- [Goal of the exercise]
Extract the text of each entry below exactly, leaving every image behind.

Data entries for graphics
------
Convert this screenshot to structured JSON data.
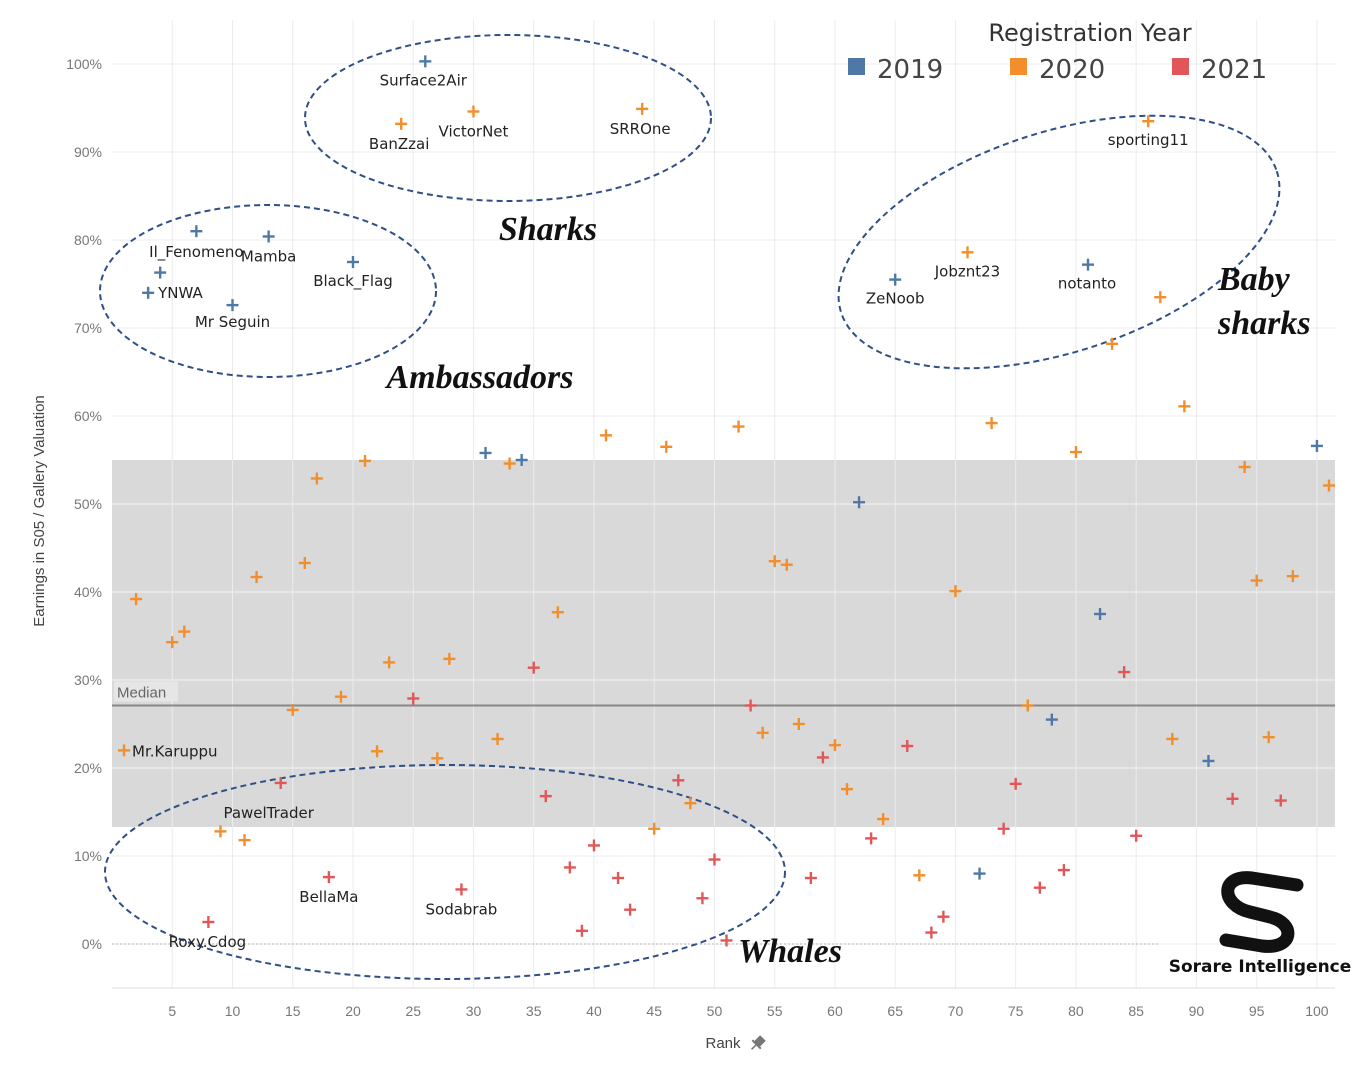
{
  "chart_data": {
    "type": "scatter",
    "xlabel": "Rank",
    "ylabel": "Earnings in S05 / Gallery Valuation",
    "xlim": [
      0,
      101.5
    ],
    "ylim": [
      -5,
      105
    ],
    "x_ticks": [
      5,
      10,
      15,
      20,
      25,
      30,
      35,
      40,
      45,
      50,
      55,
      60,
      65,
      70,
      75,
      80,
      85,
      90,
      95,
      100
    ],
    "y_ticks": [
      0,
      10,
      20,
      30,
      40,
      50,
      60,
      70,
      80,
      90,
      100
    ],
    "y_tick_labels": [
      "0%",
      "10%",
      "20%",
      "30%",
      "40%",
      "50%",
      "60%",
      "70%",
      "80%",
      "90%",
      "100%"
    ],
    "grid": true,
    "legend": {
      "title": "Registration Year",
      "position": "top-right",
      "items": [
        {
          "label": "2019",
          "color": "#4e79a7"
        },
        {
          "label": "2020",
          "color": "#f28e2b"
        },
        {
          "label": "2021",
          "color": "#e15759"
        }
      ]
    },
    "band": {
      "y_low": 13.3,
      "y_high": 55,
      "color": "#d9d9d9"
    },
    "median": {
      "label": "Median",
      "y": 27.1
    },
    "series": [
      {
        "name": "2019",
        "color": "#4e79a7",
        "points": [
          {
            "x": 3,
            "y": 74,
            "label": "YNWA"
          },
          {
            "x": 4,
            "y": 76.3
          },
          {
            "x": 7,
            "y": 81,
            "label": "Il_Fenomeno"
          },
          {
            "x": 10,
            "y": 72.6,
            "label": "Mr Seguin"
          },
          {
            "x": 13,
            "y": 80.4,
            "label": "Mamba"
          },
          {
            "x": 20,
            "y": 77.5,
            "label": "Black_Flag"
          },
          {
            "x": 26,
            "y": 100.3,
            "label": "Surface2Air"
          },
          {
            "x": 31,
            "y": 55.8
          },
          {
            "x": 34,
            "y": 55
          },
          {
            "x": 62,
            "y": 50.2
          },
          {
            "x": 65,
            "y": 75.5,
            "label": "ZeNoob"
          },
          {
            "x": 72,
            "y": 8
          },
          {
            "x": 78,
            "y": 25.5
          },
          {
            "x": 81,
            "y": 77.2,
            "label": "notanto"
          },
          {
            "x": 82,
            "y": 37.5
          },
          {
            "x": 91,
            "y": 20.8
          },
          {
            "x": 100,
            "y": 56.6
          }
        ]
      },
      {
        "name": "2020",
        "color": "#f28e2b",
        "points": [
          {
            "x": 1,
            "y": 22,
            "label": "Mr.Karuppu"
          },
          {
            "x": 2,
            "y": 39.2
          },
          {
            "x": 5,
            "y": 34.3
          },
          {
            "x": 6,
            "y": 35.5
          },
          {
            "x": 9,
            "y": 12.8
          },
          {
            "x": 11,
            "y": 11.8
          },
          {
            "x": 12,
            "y": 41.7
          },
          {
            "x": 15,
            "y": 26.6
          },
          {
            "x": 16,
            "y": 43.3
          },
          {
            "x": 17,
            "y": 52.9
          },
          {
            "x": 19,
            "y": 28.1
          },
          {
            "x": 21,
            "y": 54.9
          },
          {
            "x": 22,
            "y": 21.9
          },
          {
            "x": 23,
            "y": 32
          },
          {
            "x": 24,
            "y": 93.2,
            "label": "BanZzai"
          },
          {
            "x": 27,
            "y": 21.1
          },
          {
            "x": 28,
            "y": 32.4
          },
          {
            "x": 30,
            "y": 94.6,
            "label": "VictorNet"
          },
          {
            "x": 32,
            "y": 23.3
          },
          {
            "x": 33,
            "y": 54.6
          },
          {
            "x": 37,
            "y": 37.7
          },
          {
            "x": 41,
            "y": 57.8
          },
          {
            "x": 44,
            "y": 94.9,
            "label": "SRROne"
          },
          {
            "x": 45,
            "y": 13.1
          },
          {
            "x": 46,
            "y": 56.5
          },
          {
            "x": 48,
            "y": 16
          },
          {
            "x": 52,
            "y": 58.8
          },
          {
            "x": 54,
            "y": 24
          },
          {
            "x": 55,
            "y": 43.5
          },
          {
            "x": 56,
            "y": 43.1
          },
          {
            "x": 57,
            "y": 25
          },
          {
            "x": 60,
            "y": 22.6
          },
          {
            "x": 61,
            "y": 17.6
          },
          {
            "x": 64,
            "y": 14.2
          },
          {
            "x": 67,
            "y": 7.8
          },
          {
            "x": 70,
            "y": 40.1
          },
          {
            "x": 71,
            "y": 78.6,
            "label": "Jobznt23"
          },
          {
            "x": 73,
            "y": 59.2
          },
          {
            "x": 76,
            "y": 27.1
          },
          {
            "x": 80,
            "y": 55.9
          },
          {
            "x": 83,
            "y": 68.2
          },
          {
            "x": 86,
            "y": 93.5,
            "label": "sporting11"
          },
          {
            "x": 87,
            "y": 73.5
          },
          {
            "x": 88,
            "y": 23.3
          },
          {
            "x": 89,
            "y": 61.1
          },
          {
            "x": 94,
            "y": 54.2
          },
          {
            "x": 95,
            "y": 41.3
          },
          {
            "x": 96,
            "y": 23.5
          },
          {
            "x": 98,
            "y": 41.8
          },
          {
            "x": 101,
            "y": 52.1
          }
        ]
      },
      {
        "name": "2021",
        "color": "#e15759",
        "points": [
          {
            "x": 8,
            "y": 2.5,
            "label": "Roxy.Cdog"
          },
          {
            "x": 14,
            "y": 18.3,
            "label": "PawelTrader"
          },
          {
            "x": 18,
            "y": 7.6,
            "label": "BellaMa"
          },
          {
            "x": 25,
            "y": 27.9
          },
          {
            "x": 29,
            "y": 6.2,
            "label": "Sodabrab"
          },
          {
            "x": 35,
            "y": 31.4
          },
          {
            "x": 36,
            "y": 16.8
          },
          {
            "x": 38,
            "y": 8.7
          },
          {
            "x": 39,
            "y": 1.5
          },
          {
            "x": 40,
            "y": 11.2
          },
          {
            "x": 42,
            "y": 7.5
          },
          {
            "x": 43,
            "y": 3.9
          },
          {
            "x": 47,
            "y": 18.6
          },
          {
            "x": 49,
            "y": 5.2
          },
          {
            "x": 50,
            "y": 9.6
          },
          {
            "x": 51,
            "y": 0.4
          },
          {
            "x": 53,
            "y": 27.1
          },
          {
            "x": 58,
            "y": 7.5
          },
          {
            "x": 59,
            "y": 21.2
          },
          {
            "x": 63,
            "y": 12
          },
          {
            "x": 66,
            "y": 22.5
          },
          {
            "x": 68,
            "y": 1.3
          },
          {
            "x": 69,
            "y": 3.1
          },
          {
            "x": 74,
            "y": 13.1
          },
          {
            "x": 75,
            "y": 18.2
          },
          {
            "x": 77,
            "y": 6.4
          },
          {
            "x": 79,
            "y": 8.4
          },
          {
            "x": 84,
            "y": 30.9
          },
          {
            "x": 85,
            "y": 12.3
          },
          {
            "x": 93,
            "y": 16.5
          },
          {
            "x": 97,
            "y": 16.3
          }
        ]
      }
    ],
    "groups": [
      {
        "label": "Sharks"
      },
      {
        "label": "Ambassadors"
      },
      {
        "label": "Baby\nsharks"
      },
      {
        "label": "Whales"
      }
    ]
  },
  "brand": {
    "name": "Sorare Intelligence"
  }
}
------
- [Written answer]
Convert this screenshot to structured JSON data.
{
  "chart_data": {
    "type": "scatter",
    "xlabel": "Rank",
    "ylabel": "Earnings in S05 / Gallery Valuation",
    "xlim": [
      0,
      101.5
    ],
    "ylim": [
      -5,
      105
    ],
    "x_ticks": [
      5,
      10,
      15,
      20,
      25,
      30,
      35,
      40,
      45,
      50,
      55,
      60,
      65,
      70,
      75,
      80,
      85,
      90,
      95,
      100
    ],
    "y_ticks": [
      0,
      10,
      20,
      30,
      40,
      50,
      60,
      70,
      80,
      90,
      100
    ],
    "y_tick_labels": [
      "0%",
      "10%",
      "20%",
      "30%",
      "40%",
      "50%",
      "60%",
      "70%",
      "80%",
      "90%",
      "100%"
    ],
    "grid": true,
    "legend": {
      "title": "Registration Year",
      "position": "top-right",
      "items": [
        {
          "label": "2019",
          "color": "#4e79a7"
        },
        {
          "label": "2020",
          "color": "#f28e2b"
        },
        {
          "label": "2021",
          "color": "#e15759"
        }
      ]
    },
    "band": {
      "y_low": 13.3,
      "y_high": 55,
      "color": "#d9d9d9"
    },
    "median": {
      "label": "Median",
      "y": 27.1
    },
    "series": [
      {
        "name": "2019",
        "color": "#4e79a7",
        "points": [
          {
            "x": 3,
            "y": 74,
            "label": "YNWA"
          },
          {
            "x": 4,
            "y": 76.3
          },
          {
            "x": 7,
            "y": 81,
            "label": "Il_Fenomeno"
          },
          {
            "x": 10,
            "y": 72.6,
            "label": "Mr Seguin"
          },
          {
            "x": 13,
            "y": 80.4,
            "label": "Mamba"
          },
          {
            "x": 20,
            "y": 77.5,
            "label": "Black_Flag"
          },
          {
            "x": 26,
            "y": 100.3,
            "label": "Surface2Air"
          },
          {
            "x": 31,
            "y": 55.8
          },
          {
            "x": 34,
            "y": 55
          },
          {
            "x": 62,
            "y": 50.2
          },
          {
            "x": 65,
            "y": 75.5,
            "label": "ZeNoob"
          },
          {
            "x": 72,
            "y": 8
          },
          {
            "x": 78,
            "y": 25.5
          },
          {
            "x": 81,
            "y": 77.2,
            "label": "notanto"
          },
          {
            "x": 82,
            "y": 37.5
          },
          {
            "x": 91,
            "y": 20.8
          },
          {
            "x": 100,
            "y": 56.6
          }
        ]
      },
      {
        "name": "2020",
        "color": "#f28e2b",
        "points": [
          {
            "x": 1,
            "y": 22,
            "label": "Mr.Karuppu"
          },
          {
            "x": 2,
            "y": 39.2
          },
          {
            "x": 5,
            "y": 34.3
          },
          {
            "x": 6,
            "y": 35.5
          },
          {
            "x": 9,
            "y": 12.8
          },
          {
            "x": 11,
            "y": 11.8
          },
          {
            "x": 12,
            "y": 41.7
          },
          {
            "x": 15,
            "y": 26.6
          },
          {
            "x": 16,
            "y": 43.3
          },
          {
            "x": 17,
            "y": 52.9
          },
          {
            "x": 19,
            "y": 28.1
          },
          {
            "x": 21,
            "y": 54.9
          },
          {
            "x": 22,
            "y": 21.9
          },
          {
            "x": 23,
            "y": 32
          },
          {
            "x": 24,
            "y": 93.2,
            "label": "BanZzai"
          },
          {
            "x": 27,
            "y": 21.1
          },
          {
            "x": 28,
            "y": 32.4
          },
          {
            "x": 30,
            "y": 94.6,
            "label": "VictorNet"
          },
          {
            "x": 32,
            "y": 23.3
          },
          {
            "x": 33,
            "y": 54.6
          },
          {
            "x": 37,
            "y": 37.7
          },
          {
            "x": 41,
            "y": 57.8
          },
          {
            "x": 44,
            "y": 94.9,
            "label": "SRROne"
          },
          {
            "x": 45,
            "y": 13.1
          },
          {
            "x": 46,
            "y": 56.5
          },
          {
            "x": 48,
            "y": 16
          },
          {
            "x": 52,
            "y": 58.8
          },
          {
            "x": 54,
            "y": 24
          },
          {
            "x": 55,
            "y": 43.5
          },
          {
            "x": 56,
            "y": 43.1
          },
          {
            "x": 57,
            "y": 25
          },
          {
            "x": 60,
            "y": 22.6
          },
          {
            "x": 61,
            "y": 17.6
          },
          {
            "x": 64,
            "y": 14.2
          },
          {
            "x": 67,
            "y": 7.8
          },
          {
            "x": 70,
            "y": 40.1
          },
          {
            "x": 71,
            "y": 78.6,
            "label": "Jobznt23"
          },
          {
            "x": 73,
            "y": 59.2
          },
          {
            "x": 76,
            "y": 27.1
          },
          {
            "x": 80,
            "y": 55.9
          },
          {
            "x": 83,
            "y": 68.2
          },
          {
            "x": 86,
            "y": 93.5,
            "label": "sporting11"
          },
          {
            "x": 87,
            "y": 73.5
          },
          {
            "x": 88,
            "y": 23.3
          },
          {
            "x": 89,
            "y": 61.1
          },
          {
            "x": 94,
            "y": 54.2
          },
          {
            "x": 95,
            "y": 41.3
          },
          {
            "x": 96,
            "y": 23.5
          },
          {
            "x": 98,
            "y": 41.8
          },
          {
            "x": 101,
            "y": 52.1
          }
        ]
      },
      {
        "name": "2021",
        "color": "#e15759",
        "points": [
          {
            "x": 8,
            "y": 2.5,
            "label": "Roxy.Cdog"
          },
          {
            "x": 14,
            "y": 18.3,
            "label": "PawelTrader"
          },
          {
            "x": 18,
            "y": 7.6,
            "label": "BellaMa"
          },
          {
            "x": 25,
            "y": 27.9
          },
          {
            "x": 29,
            "y": 6.2,
            "label": "Sodabrab"
          },
          {
            "x": 35,
            "y": 31.4
          },
          {
            "x": 36,
            "y": 16.8
          },
          {
            "x": 38,
            "y": 8.7
          },
          {
            "x": 39,
            "y": 1.5
          },
          {
            "x": 40,
            "y": 11.2
          },
          {
            "x": 42,
            "y": 7.5
          },
          {
            "x": 43,
            "y": 3.9
          },
          {
            "x": 47,
            "y": 18.6
          },
          {
            "x": 49,
            "y": 5.2
          },
          {
            "x": 50,
            "y": 9.6
          },
          {
            "x": 51,
            "y": 0.4
          },
          {
            "x": 53,
            "y": 27.1
          },
          {
            "x": 58,
            "y": 7.5
          },
          {
            "x": 59,
            "y": 21.2
          },
          {
            "x": 63,
            "y": 12
          },
          {
            "x": 66,
            "y": 22.5
          },
          {
            "x": 68,
            "y": 1.3
          },
          {
            "x": 69,
            "y": 3.1
          },
          {
            "x": 74,
            "y": 13.1
          },
          {
            "x": 75,
            "y": 18.2
          },
          {
            "x": 77,
            "y": 6.4
          },
          {
            "x": 79,
            "y": 8.4
          },
          {
            "x": 84,
            "y": 30.9
          },
          {
            "x": 85,
            "y": 12.3
          },
          {
            "x": 93,
            "y": 16.5
          },
          {
            "x": 97,
            "y": 16.3
          }
        ]
      }
    ],
    "groups": [
      {
        "label": "Sharks"
      },
      {
        "label": "Ambassadors"
      },
      {
        "label": "Baby\nsharks"
      },
      {
        "label": "Whales"
      }
    ]
  },
  "brand": {
    "name": "Sorare Intelligence"
  }
}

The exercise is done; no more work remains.